■ **EXTRACTED RECORDS**:
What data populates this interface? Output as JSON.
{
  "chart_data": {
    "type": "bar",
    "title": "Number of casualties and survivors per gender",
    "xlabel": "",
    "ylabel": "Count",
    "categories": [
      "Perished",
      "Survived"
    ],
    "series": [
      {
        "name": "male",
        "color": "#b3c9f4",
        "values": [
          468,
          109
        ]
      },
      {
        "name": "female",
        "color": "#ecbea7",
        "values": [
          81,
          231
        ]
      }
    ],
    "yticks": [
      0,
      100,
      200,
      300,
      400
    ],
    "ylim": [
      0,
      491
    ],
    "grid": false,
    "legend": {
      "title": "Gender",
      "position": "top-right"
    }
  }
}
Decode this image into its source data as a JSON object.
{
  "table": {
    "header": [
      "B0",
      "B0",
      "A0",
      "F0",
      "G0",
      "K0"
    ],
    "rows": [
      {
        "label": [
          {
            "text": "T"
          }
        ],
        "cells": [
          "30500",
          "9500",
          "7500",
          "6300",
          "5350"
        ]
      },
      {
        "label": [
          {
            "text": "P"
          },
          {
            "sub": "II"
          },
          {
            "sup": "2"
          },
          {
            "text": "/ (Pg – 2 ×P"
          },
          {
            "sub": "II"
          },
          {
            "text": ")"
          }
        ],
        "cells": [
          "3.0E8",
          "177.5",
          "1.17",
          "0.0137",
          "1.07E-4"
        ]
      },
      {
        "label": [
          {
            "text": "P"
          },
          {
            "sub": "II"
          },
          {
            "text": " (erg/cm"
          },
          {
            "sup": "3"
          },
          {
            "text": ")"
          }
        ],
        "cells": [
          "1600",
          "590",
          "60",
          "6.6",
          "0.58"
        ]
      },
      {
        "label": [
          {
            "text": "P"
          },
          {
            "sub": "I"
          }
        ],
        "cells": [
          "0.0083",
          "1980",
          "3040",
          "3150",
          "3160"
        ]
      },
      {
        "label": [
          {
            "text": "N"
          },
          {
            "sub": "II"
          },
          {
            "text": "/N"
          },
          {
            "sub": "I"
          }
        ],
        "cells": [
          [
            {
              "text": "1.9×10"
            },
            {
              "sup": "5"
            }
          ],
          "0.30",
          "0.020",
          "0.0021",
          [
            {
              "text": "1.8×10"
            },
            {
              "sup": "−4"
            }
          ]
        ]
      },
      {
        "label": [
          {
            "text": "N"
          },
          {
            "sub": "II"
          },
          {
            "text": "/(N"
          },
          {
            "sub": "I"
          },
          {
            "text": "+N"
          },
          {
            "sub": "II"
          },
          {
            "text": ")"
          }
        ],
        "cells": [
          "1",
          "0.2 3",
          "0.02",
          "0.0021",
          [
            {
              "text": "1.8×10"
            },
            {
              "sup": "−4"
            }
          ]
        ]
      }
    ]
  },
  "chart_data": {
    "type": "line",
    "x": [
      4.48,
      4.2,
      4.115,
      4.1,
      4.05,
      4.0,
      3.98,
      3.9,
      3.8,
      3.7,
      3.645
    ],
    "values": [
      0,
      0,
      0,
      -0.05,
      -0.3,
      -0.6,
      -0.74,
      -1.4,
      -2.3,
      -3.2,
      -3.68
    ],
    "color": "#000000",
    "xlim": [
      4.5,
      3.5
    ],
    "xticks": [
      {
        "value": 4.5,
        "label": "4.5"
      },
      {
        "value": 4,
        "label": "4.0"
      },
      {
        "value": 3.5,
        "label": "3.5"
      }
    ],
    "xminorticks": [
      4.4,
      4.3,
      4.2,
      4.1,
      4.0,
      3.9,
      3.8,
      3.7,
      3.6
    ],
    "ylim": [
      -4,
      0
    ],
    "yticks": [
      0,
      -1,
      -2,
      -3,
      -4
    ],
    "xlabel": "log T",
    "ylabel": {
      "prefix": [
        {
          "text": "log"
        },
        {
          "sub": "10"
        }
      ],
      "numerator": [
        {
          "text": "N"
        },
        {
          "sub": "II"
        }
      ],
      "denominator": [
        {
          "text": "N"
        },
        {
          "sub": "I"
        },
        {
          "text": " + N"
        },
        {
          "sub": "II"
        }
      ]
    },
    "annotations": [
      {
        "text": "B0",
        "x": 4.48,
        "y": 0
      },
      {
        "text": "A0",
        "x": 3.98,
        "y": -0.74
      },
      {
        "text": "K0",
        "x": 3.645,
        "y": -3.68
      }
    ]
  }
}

■ **TASK TO COMPLETE**:
Nothing may be left out: return each entry exactly as it reads.

■ **OUTPUT FOR THIS EXERCISE**:
What data populates this interface? Output as JSON.
{
  "chart_data": {
    "type": "bar",
    "title": "Number of casualties and survivors per gender",
    "xlabel": "",
    "ylabel": "Count",
    "categories": [
      "Perished",
      "Survived"
    ],
    "series": [
      {
        "name": "male",
        "color": "#b3c9f4",
        "values": [
          468,
          109
        ]
      },
      {
        "name": "female",
        "color": "#ecbea7",
        "values": [
          81,
          231
        ]
      }
    ],
    "yticks": [
      0,
      100,
      200,
      300,
      400
    ],
    "ylim": [
      0,
      491
    ],
    "grid": false,
    "legend": {
      "title": "Gender",
      "position": "top-right"
    }
  }
}
Decode this image into its source data as a JSON object.
{
  "table": {
    "header": [
      "B0",
      "B0",
      "A0",
      "F0",
      "G0",
      "K0"
    ],
    "rows": [
      {
        "label": [
          {
            "text": "T"
          }
        ],
        "cells": [
          "30500",
          "9500",
          "7500",
          "6300",
          "5350"
        ]
      },
      {
        "label": [
          {
            "text": "P"
          },
          {
            "sub": "II"
          },
          {
            "sup": "2"
          },
          {
            "text": "/ (Pg – 2 ×P"
          },
          {
            "sub": "II"
          },
          {
            "text": ")"
          }
        ],
        "cells": [
          "3.0E8",
          "177.5",
          "1.17",
          "0.0137",
          "1.07E-4"
        ]
      },
      {
        "label": [
          {
            "text": "P"
          },
          {
            "sub": "II"
          },
          {
            "text": " (erg/cm"
          },
          {
            "sup": "3"
          },
          {
            "text": ")"
          }
        ],
        "cells": [
          "1600",
          "590",
          "60",
          "6.6",
          "0.58"
        ]
      },
      {
        "label": [
          {
            "text": "P"
          },
          {
            "sub": "I"
          }
        ],
        "cells": [
          "0.0083",
          "1980",
          "3040",
          "3150",
          "3160"
        ]
      },
      {
        "label": [
          {
            "text": "N"
          },
          {
            "sub": "II"
          },
          {
            "text": "/N"
          },
          {
            "sub": "I"
          }
        ],
        "cells": [
          [
            {
              "text": "1.9×10"
            },
            {
              "sup": "5"
            }
          ],
          "0.30",
          "0.020",
          "0.0021",
          [
            {
              "text": "1.8×10"
            },
            {
              "sup": "−4"
            }
          ]
        ]
      },
      {
        "label": [
          {
            "text": "N"
          },
          {
            "sub": "II"
          },
          {
            "text": "/(N"
          },
          {
            "sub": "I"
          },
          {
            "text": "+N"
          },
          {
            "sub": "II"
          },
          {
            "text": ")"
          }
        ],
        "cells": [
          "1",
          "0.2 3",
          "0.02",
          "0.0021",
          [
            {
              "text": "1.8×10"
            },
            {
              "sup": "−4"
            }
          ]
        ]
      }
    ]
  },
  "chart_data": {
    "type": "line",
    "x": [
      4.48,
      4.2,
      4.115,
      4.1,
      4.05,
      4.0,
      3.98,
      3.9,
      3.8,
      3.7,
      3.645
    ],
    "values": [
      0,
      0,
      0,
      -0.05,
      -0.3,
      -0.6,
      -0.74,
      -1.4,
      -2.3,
      -3.2,
      -3.68
    ],
    "color": "#000000",
    "xlim": [
      4.5,
      3.5
    ],
    "xticks": [
      {
        "value": 4.5,
        "label": "4.5"
      },
      {
        "value": 4,
        "label": "4.0"
      },
      {
        "value": 3.5,
        "label": "3.5"
      }
    ],
    "xminorticks": [
      4.4,
      4.3,
      4.2,
      4.1,
      4.0,
      3.9,
      3.8,
      3.7,
      3.6
    ],
    "ylim": [
      -4,
      0
    ],
    "yticks": [
      0,
      -1,
      -2,
      -3,
      -4
    ],
    "xlabel": "log T",
    "ylabel": {
      "prefix": [
        {
          "text": "log"
        },
        {
          "sub": "10"
        }
      ],
      "numerator": [
        {
          "text": "N"
        },
        {
          "sub": "II"
        }
      ],
      "denominator": [
        {
          "text": "N"
        },
        {
          "sub": "I"
        },
        {
          "text": " + N"
        },
        {
          "sub": "II"
        }
      ]
    },
    "annotations": [
      {
        "text": "B0",
        "x": 4.48,
        "y": 0
      },
      {
        "text": "A0",
        "x": 3.98,
        "y": -0.74
      },
      {
        "text": "K0",
        "x": 3.645,
        "y": -3.68
      }
    ]
  }
}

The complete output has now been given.